> Provided material
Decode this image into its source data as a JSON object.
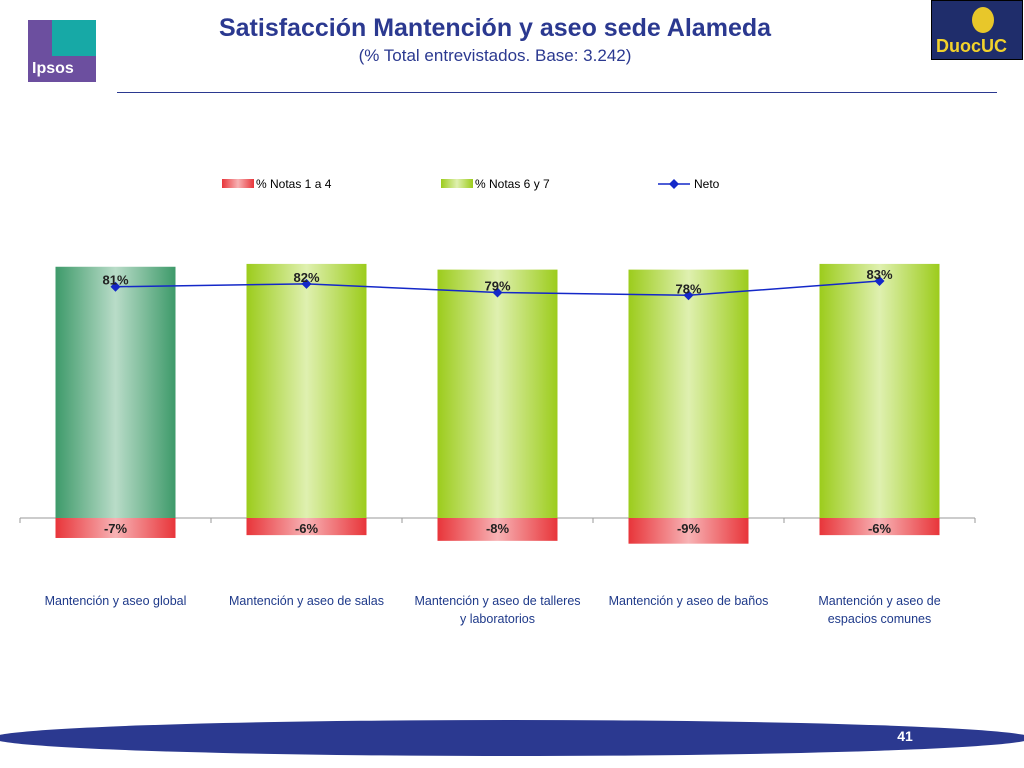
{
  "header": {
    "title": "Satisfacción Mantención y aseo sede Alameda",
    "subtitle": "(% Total entrevistados. Base: 3.242)"
  },
  "logos": {
    "ipsos": "Ipsos",
    "duoc": "DuocUC"
  },
  "footer": {
    "page_number": "41"
  },
  "colors": {
    "accent": "#2b3990",
    "negative": "#e8353a",
    "positive": "#9ccc1c",
    "global_bar": "#3e9a6a",
    "neto_line": "#1428c8"
  },
  "chart_data": {
    "type": "bar",
    "categories": [
      "Mantención y aseo global",
      "Mantención y aseo de salas",
      "Mantención y aseo de talleres y laboratorios",
      "Mantención y aseo de baños",
      "Mantención y aseo de espacios comunes"
    ],
    "category_lines": [
      [
        "Mantención y aseo global"
      ],
      [
        "Mantención y aseo de salas"
      ],
      [
        "Mantención y aseo de talleres",
        "y laboratorios"
      ],
      [
        "Mantención y aseo de baños"
      ],
      [
        "Mantención y aseo de",
        "espacios comunes"
      ]
    ],
    "series": [
      {
        "name": "% Notas 1 a 4",
        "values": [
          -7,
          -6,
          -8,
          -9,
          -6
        ],
        "labels": [
          "-7%",
          "-6%",
          "-8%",
          "-9%",
          "-6%"
        ]
      },
      {
        "name": "% Notas 6 y 7",
        "values": [
          88,
          89,
          87,
          87,
          89
        ]
      },
      {
        "name": "Neto",
        "values": [
          81,
          82,
          79,
          78,
          83
        ],
        "labels": [
          "81%",
          "82%",
          "79%",
          "78%",
          "83%"
        ]
      }
    ],
    "legend_position": "top",
    "grid": false
  }
}
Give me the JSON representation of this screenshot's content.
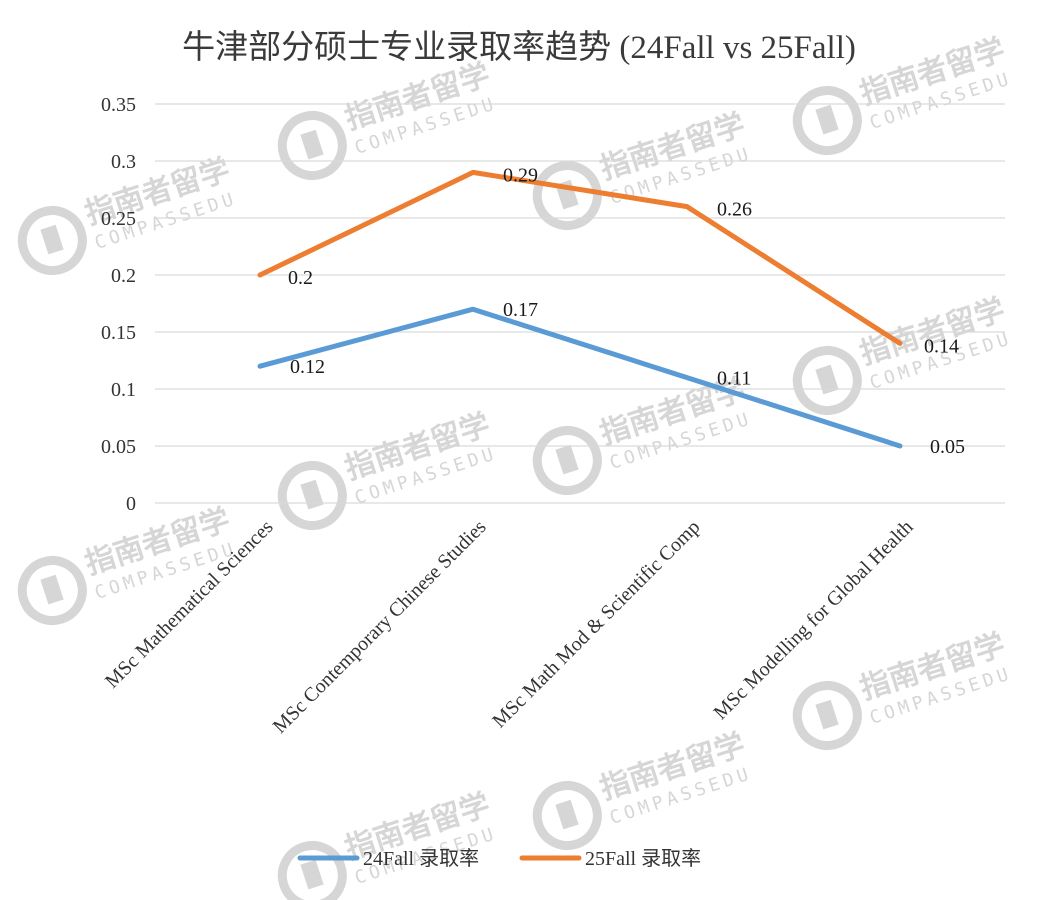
{
  "chart_data": {
    "type": "line",
    "title": "牛津部分硕士专业录取率趋势 (24Fall vs 25Fall)",
    "categories": [
      "MSc Mathematical Sciences",
      "MSc Contemporary Chinese Studies",
      "MSc Math Mod & Scientific Comp",
      "MSc Modelling for Global Health"
    ],
    "series": [
      {
        "name": "24Fall 录取率",
        "values": [
          0.12,
          0.17,
          0.11,
          0.05
        ],
        "labels": [
          "0.12",
          "0.17",
          "0.11",
          "0.05"
        ],
        "color": "#5b9bd5"
      },
      {
        "name": "25Fall 录取率",
        "values": [
          0.2,
          0.29,
          0.26,
          0.14
        ],
        "labels": [
          "0.2",
          "0.29",
          "0.26",
          "0.14"
        ],
        "color": "#ed7d31"
      }
    ],
    "ylim": [
      0,
      0.35
    ],
    "yticks": [
      "0",
      "0.05",
      "0.1",
      "0.15",
      "0.2",
      "0.25",
      "0.3",
      "0.35"
    ],
    "yticks_values": [
      0,
      0.05,
      0.1,
      0.15,
      0.2,
      0.25,
      0.3,
      0.35
    ],
    "grid": true,
    "legend": "bottom",
    "xlabel": "",
    "ylabel": ""
  },
  "watermark": {
    "brand_cn": "指南者留学",
    "brand_en": "COMPASSEDU",
    "color": "#d6d6d6"
  }
}
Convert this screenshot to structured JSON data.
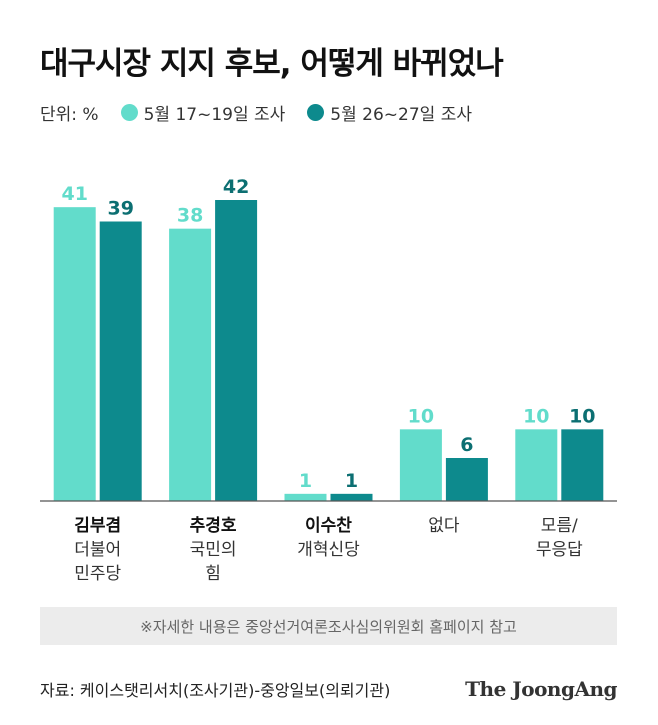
{
  "title": "대구시장 지지 후보, 어떻게 바뀌었나",
  "legend": {
    "unit": "단위: %",
    "items": [
      {
        "label": "5월 17~19일 조사",
        "color": "#62dccb"
      },
      {
        "label": "5월 26~27일 조사",
        "color": "#0d8a8d"
      }
    ]
  },
  "chart_data": {
    "type": "bar",
    "categories": [
      {
        "name": "김부겸",
        "party": [
          "더불어",
          "민주당"
        ]
      },
      {
        "name": "추경호",
        "party": [
          "국민의",
          "힘"
        ]
      },
      {
        "name": "이수찬",
        "party": [
          "개혁신당"
        ]
      },
      {
        "name": "",
        "party": [
          "없다"
        ]
      },
      {
        "name": "",
        "party": [
          "모름/",
          "무응답"
        ]
      }
    ],
    "series": [
      {
        "name": "5월 17~19일 조사",
        "values": [
          41,
          38,
          1,
          10,
          10
        ],
        "color": "#62dccb",
        "label_color": "#62dccb"
      },
      {
        "name": "5월 26~27일 조사",
        "values": [
          39,
          42,
          1,
          6,
          10
        ],
        "color": "#0d8a8d",
        "label_color": "#0c6f72"
      }
    ],
    "ylim": [
      0,
      42
    ],
    "xlabel": "",
    "ylabel": "",
    "grid": false
  },
  "note": "※자세한 내용은 중앙선거여론조사심의위원회 홈페이지 참고",
  "footer": {
    "source": "자료: 케이스탯리서치(조사기관)-중앙일보(의뢰기관)",
    "brand": "The JoongAng"
  }
}
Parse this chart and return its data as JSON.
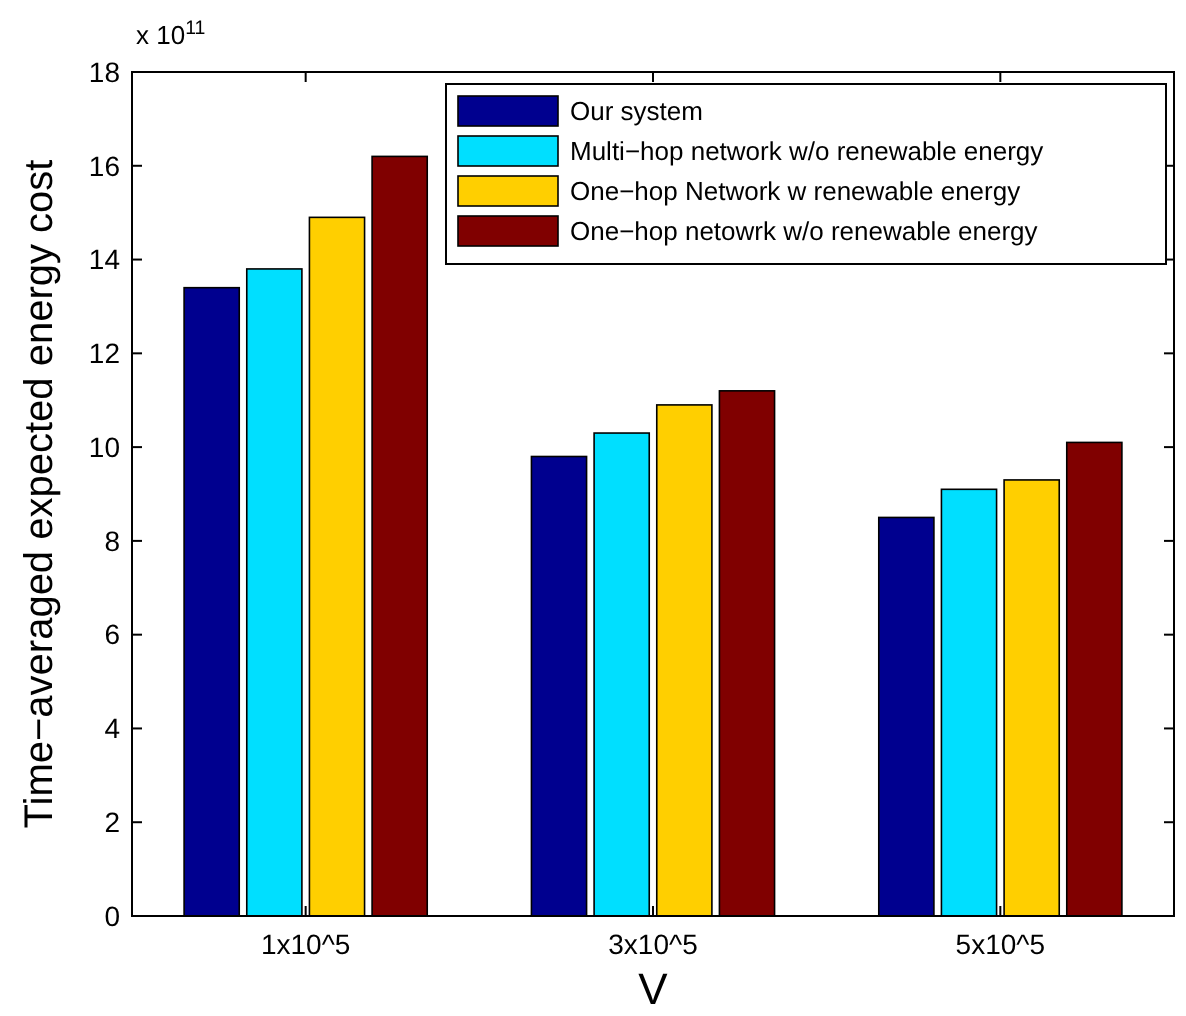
{
  "chart_data": {
    "type": "bar",
    "xlabel": "V",
    "ylabel": "Time−averaged expected energy cost",
    "categories": [
      "1x10^5",
      "3x10^5",
      "5x10^5"
    ],
    "series": [
      {
        "name": "Our system",
        "color": "#00008f",
        "values": [
          13.4,
          9.8,
          8.5
        ]
      },
      {
        "name": "Multi−hop network w/o renewable energy",
        "color": "#00dfff",
        "values": [
          13.8,
          10.3,
          9.1
        ]
      },
      {
        "name": "One−hop Network w renewable energy",
        "color": "#ffcf00",
        "values": [
          14.9,
          10.9,
          9.3
        ]
      },
      {
        "name": "One−hop netowrk w/o renewable energy",
        "color": "#800000",
        "values": [
          16.2,
          11.2,
          10.1
        ]
      }
    ],
    "ylim": [
      0,
      18
    ],
    "yticks": [
      0,
      2,
      4,
      6,
      8,
      10,
      12,
      14,
      16,
      18
    ],
    "legend": "top right",
    "grid": false,
    "annotations": [
      "x 10$^{11}$"
    ]
  }
}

> What you are asked to do
Repeat the material above word for word and skip every image in it.

> Task response
Decode this image into its source data as a JSON object.
{
  "header": {
    "title": "Satisfacción Mantención y aseo sede Alameda",
    "subtitle": "(% Total entrevistados. Base: 3.242)"
  },
  "logos": {
    "ipsos": "Ipsos",
    "duoc": "DuocUC"
  },
  "footer": {
    "page_number": "41"
  },
  "colors": {
    "accent": "#2b3990",
    "negative": "#e8353a",
    "positive": "#9ccc1c",
    "global_bar": "#3e9a6a",
    "neto_line": "#1428c8"
  },
  "chart_data": {
    "type": "bar",
    "categories": [
      "Mantención y aseo global",
      "Mantención y aseo de salas",
      "Mantención y aseo de talleres y laboratorios",
      "Mantención y aseo de baños",
      "Mantención y aseo de espacios comunes"
    ],
    "category_lines": [
      [
        "Mantención y aseo global"
      ],
      [
        "Mantención y aseo de salas"
      ],
      [
        "Mantención y aseo de talleres",
        "y laboratorios"
      ],
      [
        "Mantención y aseo de baños"
      ],
      [
        "Mantención y aseo de",
        "espacios comunes"
      ]
    ],
    "series": [
      {
        "name": "% Notas 1 a 4",
        "values": [
          -7,
          -6,
          -8,
          -9,
          -6
        ],
        "labels": [
          "-7%",
          "-6%",
          "-8%",
          "-9%",
          "-6%"
        ]
      },
      {
        "name": "% Notas 6 y 7",
        "values": [
          88,
          89,
          87,
          87,
          89
        ]
      },
      {
        "name": "Neto",
        "values": [
          81,
          82,
          79,
          78,
          83
        ],
        "labels": [
          "81%",
          "82%",
          "79%",
          "78%",
          "83%"
        ]
      }
    ],
    "legend_position": "top",
    "grid": false
  }
}
Give me the JSON representation of this screenshot's content.
{
  "chart_data": {
    "type": "line",
    "title": "牛津部分硕士专业录取率趋势 (24Fall vs 25Fall)",
    "categories": [
      "MSc Mathematical Sciences",
      "MSc Contemporary Chinese Studies",
      "MSc Math Mod & Scientific Comp",
      "MSc Modelling for Global Health"
    ],
    "series": [
      {
        "name": "24Fall 录取率",
        "values": [
          0.12,
          0.17,
          0.11,
          0.05
        ],
        "labels": [
          "0.12",
          "0.17",
          "0.11",
          "0.05"
        ],
        "color": "#5b9bd5"
      },
      {
        "name": "25Fall 录取率",
        "values": [
          0.2,
          0.29,
          0.26,
          0.14
        ],
        "labels": [
          "0.2",
          "0.29",
          "0.26",
          "0.14"
        ],
        "color": "#ed7d31"
      }
    ],
    "ylim": [
      0,
      0.35
    ],
    "yticks": [
      "0",
      "0.05",
      "0.1",
      "0.15",
      "0.2",
      "0.25",
      "0.3",
      "0.35"
    ],
    "yticks_values": [
      0,
      0.05,
      0.1,
      0.15,
      0.2,
      0.25,
      0.3,
      0.35
    ],
    "grid": true,
    "legend": "bottom",
    "xlabel": "",
    "ylabel": ""
  },
  "watermark": {
    "brand_cn": "指南者留学",
    "brand_en": "COMPASSEDU",
    "color": "#d6d6d6"
  }
}
Convert this screenshot to structured JSON data.
{
  "title": "대구시장 지지 후보, 어떻게 바뀌었나",
  "legend": {
    "unit": "단위: %",
    "items": [
      {
        "label": "5월 17~19일 조사",
        "color": "#62dccb"
      },
      {
        "label": "5월 26~27일 조사",
        "color": "#0d8a8d"
      }
    ]
  },
  "chart_data": {
    "type": "bar",
    "categories": [
      {
        "name": "김부겸",
        "party": [
          "더불어",
          "민주당"
        ]
      },
      {
        "name": "추경호",
        "party": [
          "국민의",
          "힘"
        ]
      },
      {
        "name": "이수찬",
        "party": [
          "개혁신당"
        ]
      },
      {
        "name": "",
        "party": [
          "없다"
        ]
      },
      {
        "name": "",
        "party": [
          "모름/",
          "무응답"
        ]
      }
    ],
    "series": [
      {
        "name": "5월 17~19일 조사",
        "values": [
          41,
          38,
          1,
          10,
          10
        ],
        "color": "#62dccb",
        "label_color": "#62dccb"
      },
      {
        "name": "5월 26~27일 조사",
        "values": [
          39,
          42,
          1,
          6,
          10
        ],
        "color": "#0d8a8d",
        "label_color": "#0c6f72"
      }
    ],
    "ylim": [
      0,
      42
    ],
    "xlabel": "",
    "ylabel": "",
    "grid": false
  },
  "note": "※자세한 내용은 중앙선거여론조사심의위원회 홈페이지 참고",
  "footer": {
    "source": "자료: 케이스탯리서치(조사기관)-중앙일보(의뢰기관)",
    "brand": "The JoongAng"
  }
}
Parse this chart and return its data as JSON.
{
  "chart_data": {
    "type": "bar",
    "xlabel": "V",
    "ylabel": "Time−averaged expected energy cost",
    "categories": [
      "1x10^5",
      "3x10^5",
      "5x10^5"
    ],
    "series": [
      {
        "name": "Our system",
        "color": "#00008f",
        "values": [
          13.4,
          9.8,
          8.5
        ]
      },
      {
        "name": "Multi−hop network w/o renewable energy",
        "color": "#00dfff",
        "values": [
          13.8,
          10.3,
          9.1
        ]
      },
      {
        "name": "One−hop Network w renewable energy",
        "color": "#ffcf00",
        "values": [
          14.9,
          10.9,
          9.3
        ]
      },
      {
        "name": "One−hop netowrk w/o renewable energy",
        "color": "#800000",
        "values": [
          16.2,
          11.2,
          10.1
        ]
      }
    ],
    "ylim": [
      0,
      18
    ],
    "yticks": [
      0,
      2,
      4,
      6,
      8,
      10,
      12,
      14,
      16,
      18
    ],
    "legend": "top right",
    "grid": false,
    "annotations": [
      "x 10$^{11}$"
    ]
  }
}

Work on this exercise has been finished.